*Data to use*.
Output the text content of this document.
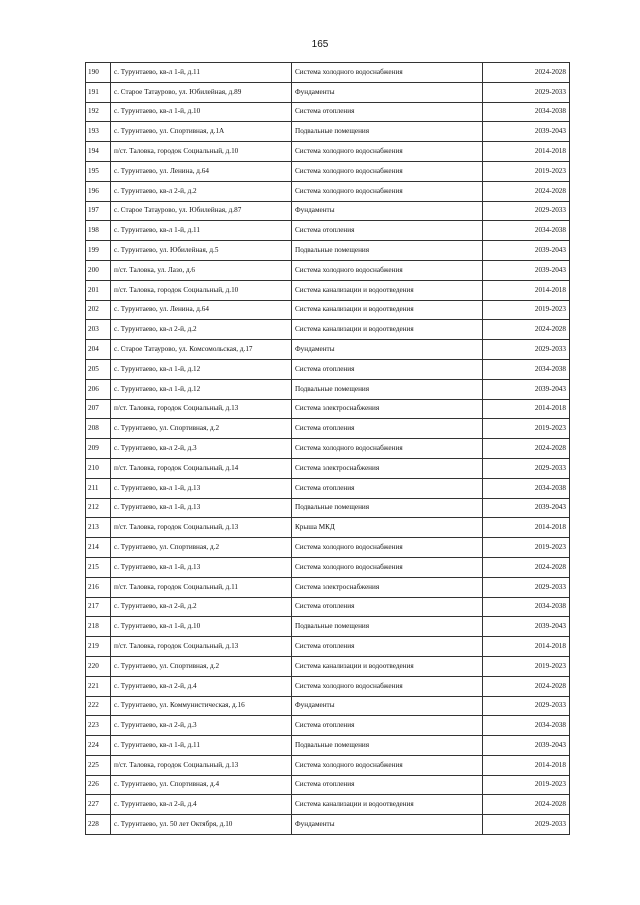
165
190	с. Турунтаево, кв-л 1-й, д.11	Система холодного водоснабжения	2024-2028
191	с. Старое Татаурово, ул. Юбилейная, д.89	Фундаменты	2029-2033
192	с. Турунтаево, кв-л 1-й, д.10	Система отопления	2034-2038
193	с. Турунтаево, ул. Спортивная, д.1А	Подвальные помещения	2039-2043
194	п/ст. Таловка, городок Социальный, д.10	Система холодного водоснабжения	2014-2018
195	с. Турунтаево, ул. Ленина, д.64	Система холодного водоснабжения	2019-2023
196	с. Турунтаево, кв-л 2-й, д.2	Система холодного водоснабжения	2024-2028
197	с. Старое Татаурово, ул. Юбилейная, д.87	Фундаменты	2029-2033
198	с. Турунтаево, кв-л 1-й, д.11	Система отопления	2034-2038
199	с. Турунтаево, ул. Юбилейная, д.5	Подвальные помещения	2039-2043
200	п/ст. Таловка, ул. Лазо, д.6	Система холодного водоснабжения	2039-2043
201	п/ст. Таловка, городок Социальный, д.10	Система канализации и водоотведения	2014-2018
202	с. Турунтаево, ул. Ленина, д.64	Система канализации и водоотведения	2019-2023
203	с. Турунтаево, кв-л 2-й, д.2	Система канализации и водоотведения	2024-2028
204	с. Старое Татаурово, ул. Комсомольская, д.17	Фундаменты	2029-2033
205	с. Турунтаево, кв-л 1-й, д.12	Система отопления	2034-2038
206	с. Турунтаево, кв-л 1-й, д.12	Подвальные помещения	2039-2043
207	п/ст. Таловка, городок Социальный, д.13	Система электроснабжения	2014-2018
208	с. Турунтаево, ул. Спортивная, д.2	Система отопления	2019-2023
209	с. Турунтаево, кв-л 2-й, д.3	Система холодного водоснабжения	2024-2028
210	п/ст. Таловка, городок Социальный, д.14	Система электроснабжения	2029-2033
211	с. Турунтаево, кв-л 1-й, д.13	Система отопления	2034-2038
212	с. Турунтаево, кв-л 1-й, д.13	Подвальные помещения	2039-2043
213	п/ст. Таловка, городок Социальный, д.13	Крыша МКД	2014-2018
214	с. Турунтаево, ул. Спортивная, д.2	Система холодного водоснабжения	2019-2023
215	с. Турунтаево, кв-л 1-й, д.13	Система холодного водоснабжения	2024-2028
216	п/ст. Таловка, городок Социальный, д.11	Система электроснабжения	2029-2033
217	с. Турунтаево, кв-л 2-й, д.2	Система отопления	2034-2038
218	с. Турунтаево, кв-л 1-й, д.10	Подвальные помещения	2039-2043
219	п/ст. Таловка, городок Социальный, д.13	Система отопления	2014-2018
220	с. Турунтаево, ул. Спортивная, д.2	Система канализации и водоотведения	2019-2023
221	с. Турунтаево, кв-л 2-й, д.4	Система холодного водоснабжения	2024-2028
222	с. Турунтаево, ул. Коммунистическая, д.16	Фундаменты	2029-2033
223	с. Турунтаево, кв-л 2-й, д.3	Система отопления	2034-2038
224	с. Турунтаево, кв-л 1-й, д.11	Подвальные помещения	2039-2043
225	п/ст. Таловка, городок Социальный, д.13	Система холодного водоснабжения	2014-2018
226	с. Турунтаево, ул. Спортивная, д.4	Система отопления	2019-2023
227	с. Турунтаево, кв-л 2-й, д.4	Система канализации и водоотведения	2024-2028
228	с. Турунтаево, ул. 50 лет Октября, д.10	Фундаменты	2029-2033
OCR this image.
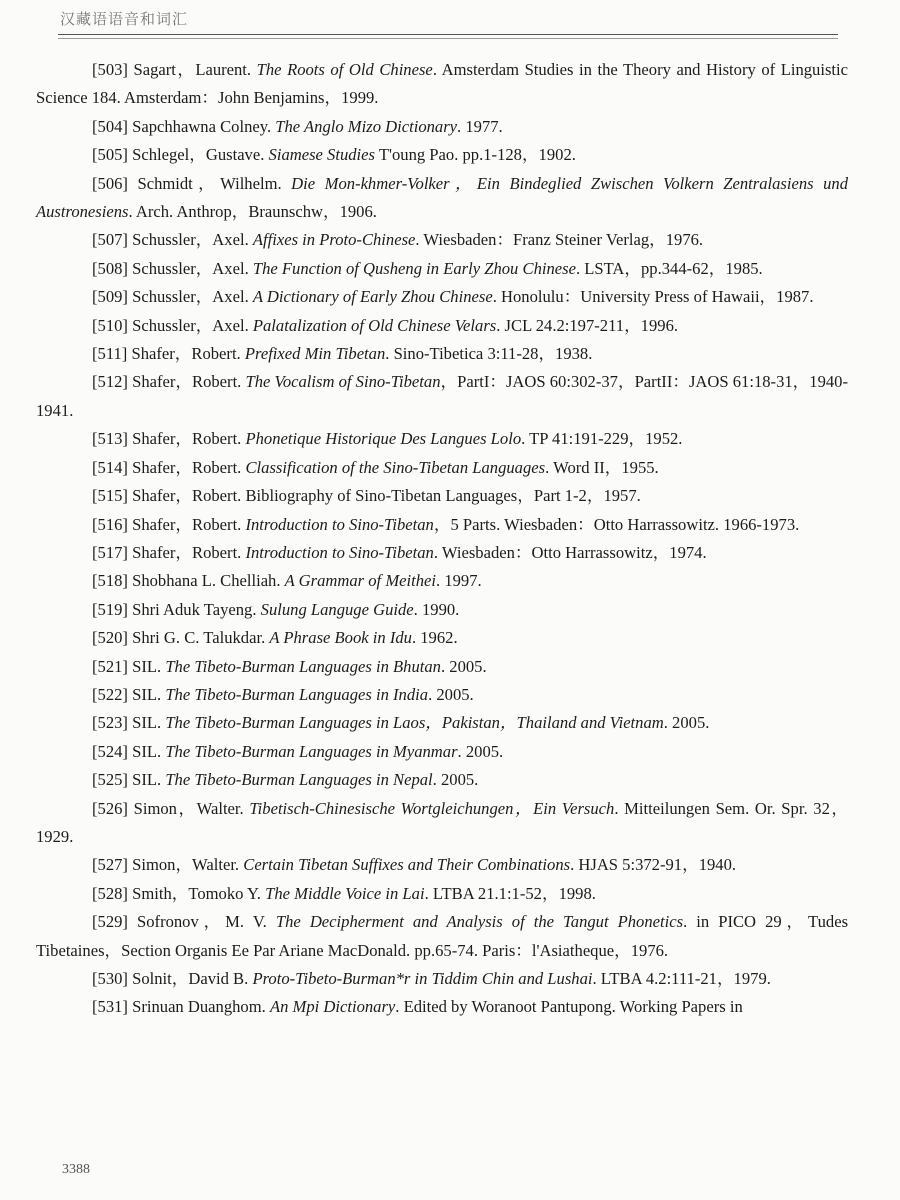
汉藏语语音和词汇

[503] Sagart，Laurent. The Roots of Old Chinese. Amsterdam Studies in the Theory and History of Linguistic Science 184. Amsterdam：John Benjamins，1999.

[504] Sapchhawna Colney. The Anglo Mizo Dictionary. 1977.

[505] Schlegel，Gustave. Siamese Studies T'oung Pao. pp.1-128，1902.

[506] Schmidt，Wilhelm. Die Mon-khmer-Volker，Ein Bindeglied Zwischen Volkern Zentralasiens und Austronesiens. Arch. Anthrop，Braunschw，1906.

[507] Schussler，Axel. Affixes in Proto-Chinese. Wiesbaden：Franz Steiner Verlag，1976.

[508] Schussler，Axel. The Function of Qusheng in Early Zhou Chinese. LSTA，pp.344-62，1985.

[509] Schussler，Axel. A Dictionary of Early Zhou Chinese. Honolulu：University Press of Hawaii，1987.

[510] Schussler，Axel. Palatalization of Old Chinese Velars. JCL 24.2:197-211，1996.

[511] Shafer，Robert. Prefixed Min Tibetan. Sino-Tibetica 3:11-28，1938.

[512] Shafer，Robert. The Vocalism of Sino-Tibetan，PartI：JAOS 60:302-37，PartII：JAOS 61:18-31，1940-1941.

[513] Shafer，Robert. Phonetique Historique Des Langues Lolo. TP 41:191-229，1952.

[514] Shafer，Robert. Classification of the Sino-Tibetan Languages. Word II，1955.

[515] Shafer，Robert. Bibliography of Sino-Tibetan Languages，Part 1-2，1957.

[516] Shafer，Robert. Introduction to Sino-Tibetan，5 Parts. Wiesbaden：Otto Harrassowitz. 1966-1973.

[517] Shafer，Robert. Introduction to Sino-Tibetan. Wiesbaden：Otto Harrassowitz，1974.

[518] Shobhana L. Chelliah. A Grammar of Meithei. 1997.

[519] Shri Aduk Tayeng. Sulung Languge Guide. 1990.

[520] Shri G. C. Talukdar. A Phrase Book in Idu. 1962.

[521] SIL. The Tibeto-Burman Languages in Bhutan. 2005.

[522] SIL. The Tibeto-Burman Languages in India. 2005.

[523] SIL. The Tibeto-Burman Languages in Laos，Pakistan，Thailand and Vietnam. 2005.

[524] SIL. The Tibeto-Burman Languages in Myanmar. 2005.

[525] SIL. The Tibeto-Burman Languages in Nepal. 2005.

[526] Simon，Walter. Tibetisch-Chinesische Wortgleichungen，Ein Versuch. Mitteilungen Sem. Or. Spr. 32，1929.

[527] Simon，Walter. Certain Tibetan Suffixes and Their Combinations. HJAS 5:372-91，1940.

[528] Smith，Tomoko Y. The Middle Voice in Lai. LTBA 21.1:1-52，1998.

[529] Sofronov，M. V. The Decipherment and Analysis of the Tangut Phonetics. in PICO 29，Tudes Tibetaines，Section Organis Ee Par Ariane MacDonald. pp.65-74. Paris：l'Asiatheque，1976.

[530] Solnit，David B. Proto-Tibeto-Burman*r in Tiddim Chin and Lushai. LTBA 4.2:111-21，1979.

[531] Srinuan Duanghom. An Mpi Dictionary. Edited by Woranoot Pantupong. Working Papers in

3388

*Task*. Make an exact copy of the records above, with the pictures left out.

*Answer in full*.
Output the text content of this document.
165
190	с. Турунтаево, кв-л 1-й, д.11	Система холодного водоснабжения	2024-2028
191	с. Старое Татаурово, ул. Юбилейная, д.89	Фундаменты	2029-2033
192	с. Турунтаево, кв-л 1-й, д.10	Система отопления	2034-2038
193	с. Турунтаево, ул. Спортивная, д.1А	Подвальные помещения	2039-2043
194	п/ст. Таловка, городок Социальный, д.10	Система холодного водоснабжения	2014-2018
195	с. Турунтаево, ул. Ленина, д.64	Система холодного водоснабжения	2019-2023
196	с. Турунтаево, кв-л 2-й, д.2	Система холодного водоснабжения	2024-2028
197	с. Старое Татаурово, ул. Юбилейная, д.87	Фундаменты	2029-2033
198	с. Турунтаево, кв-л 1-й, д.11	Система отопления	2034-2038
199	с. Турунтаево, ул. Юбилейная, д.5	Подвальные помещения	2039-2043
200	п/ст. Таловка, ул. Лазо, д.6	Система холодного водоснабжения	2039-2043
201	п/ст. Таловка, городок Социальный, д.10	Система канализации и водоотведения	2014-2018
202	с. Турунтаево, ул. Ленина, д.64	Система канализации и водоотведения	2019-2023
203	с. Турунтаево, кв-л 2-й, д.2	Система канализации и водоотведения	2024-2028
204	с. Старое Татаурово, ул. Комсомольская, д.17	Фундаменты	2029-2033
205	с. Турунтаево, кв-л 1-й, д.12	Система отопления	2034-2038
206	с. Турунтаево, кв-л 1-й, д.12	Подвальные помещения	2039-2043
207	п/ст. Таловка, городок Социальный, д.13	Система электроснабжения	2014-2018
208	с. Турунтаево, ул. Спортивная, д.2	Система отопления	2019-2023
209	с. Турунтаево, кв-л 2-й, д.3	Система холодного водоснабжения	2024-2028
210	п/ст. Таловка, городок Социальный, д.14	Система электроснабжения	2029-2033
211	с. Турунтаево, кв-л 1-й, д.13	Система отопления	2034-2038
212	с. Турунтаево, кв-л 1-й, д.13	Подвальные помещения	2039-2043
213	п/ст. Таловка, городок Социальный, д.13	Крыша МКД	2014-2018
214	с. Турунтаево, ул. Спортивная, д.2	Система холодного водоснабжения	2019-2023
215	с. Турунтаево, кв-л 1-й, д.13	Система холодного водоснабжения	2024-2028
216	п/ст. Таловка, городок Социальный, д.11	Система электроснабжения	2029-2033
217	с. Турунтаево, кв-л 2-й, д.2	Система отопления	2034-2038
218	с. Турунтаево, кв-л 1-й, д.10	Подвальные помещения	2039-2043
219	п/ст. Таловка, городок Социальный, д.13	Система отопления	2014-2018
220	с. Турунтаево, ул. Спортивная, д.2	Система канализации и водоотведения	2019-2023
221	с. Турунтаево, кв-л 2-й, д.4	Система холодного водоснабжения	2024-2028
222	с. Турунтаево, ул. Коммунистическая, д.16	Фундаменты	2029-2033
223	с. Турунтаево, кв-л 2-й, д.3	Система отопления	2034-2038
224	с. Турунтаево, кв-л 1-й, д.11	Подвальные помещения	2039-2043
225	п/ст. Таловка, городок Социальный, д.13	Система холодного водоснабжения	2014-2018
226	с. Турунтаево, ул. Спортивная, д.4	Система отопления	2019-2023
227	с. Турунтаево, кв-л 2-й, д.4	Система канализации и водоотведения	2024-2028
228	с. Турунтаево, ул. 50 лет Октября, д.10	Фундаменты	2029-2033
OCR this image.
汉藏语语音和词汇

[503] Sagart，Laurent. The Roots of Old Chinese. Amsterdam Studies in the Theory and History of Linguistic Science 184. Amsterdam：John Benjamins，1999.

[504] Sapchhawna Colney. The Anglo Mizo Dictionary. 1977.

[505] Schlegel，Gustave. Siamese Studies T'oung Pao. pp.1-128，1902.

[506] Schmidt，Wilhelm. Die Mon-khmer-Volker，Ein Bindeglied Zwischen Volkern Zentralasiens und Austronesiens. Arch. Anthrop，Braunschw，1906.

[507] Schussler，Axel. Affixes in Proto-Chinese. Wiesbaden：Franz Steiner Verlag，1976.

[508] Schussler，Axel. The Function of Qusheng in Early Zhou Chinese. LSTA，pp.344-62，1985.

[509] Schussler，Axel. A Dictionary of Early Zhou Chinese. Honolulu：University Press of Hawaii，1987.

[510] Schussler，Axel. Palatalization of Old Chinese Velars. JCL 24.2:197-211，1996.

[511] Shafer，Robert. Prefixed Min Tibetan. Sino-Tibetica 3:11-28，1938.

[512] Shafer，Robert. The Vocalism of Sino-Tibetan，PartI：JAOS 60:302-37，PartII：JAOS 61:18-31，1940-1941.

[513] Shafer，Robert. Phonetique Historique Des Langues Lolo. TP 41:191-229，1952.

[514] Shafer，Robert. Classification of the Sino-Tibetan Languages. Word II，1955.

[515] Shafer，Robert. Bibliography of Sino-Tibetan Languages，Part 1-2，1957.

[516] Shafer，Robert. Introduction to Sino-Tibetan，5 Parts. Wiesbaden：Otto Harrassowitz. 1966-1973.

[517] Shafer，Robert. Introduction to Sino-Tibetan. Wiesbaden：Otto Harrassowitz，1974.

[518] Shobhana L. Chelliah. A Grammar of Meithei. 1997.

[519] Shri Aduk Tayeng. Sulung Languge Guide. 1990.

[520] Shri G. C. Talukdar. A Phrase Book in Idu. 1962.

[521] SIL. The Tibeto-Burman Languages in Bhutan. 2005.

[522] SIL. The Tibeto-Burman Languages in India. 2005.

[523] SIL. The Tibeto-Burman Languages in Laos，Pakistan，Thailand and Vietnam. 2005.

[524] SIL. The Tibeto-Burman Languages in Myanmar. 2005.

[525] SIL. The Tibeto-Burman Languages in Nepal. 2005.

[526] Simon，Walter. Tibetisch-Chinesische Wortgleichungen，Ein Versuch. Mitteilungen Sem. Or. Spr. 32，1929.

[527] Simon，Walter. Certain Tibetan Suffixes and Their Combinations. HJAS 5:372-91，1940.

[528] Smith，Tomoko Y. The Middle Voice in Lai. LTBA 21.1:1-52，1998.

[529] Sofronov，M. V. The Decipherment and Analysis of the Tangut Phonetics. in PICO 29，Tudes Tibetaines，Section Organis Ee Par Ariane MacDonald. pp.65-74. Paris：l'Asiatheque，1976.

[530] Solnit，David B. Proto-Tibeto-Burman*r in Tiddim Chin and Lushai. LTBA 4.2:111-21，1979.

[531] Srinuan Duanghom. An Mpi Dictionary. Edited by Woranoot Pantupong. Working Papers in

3388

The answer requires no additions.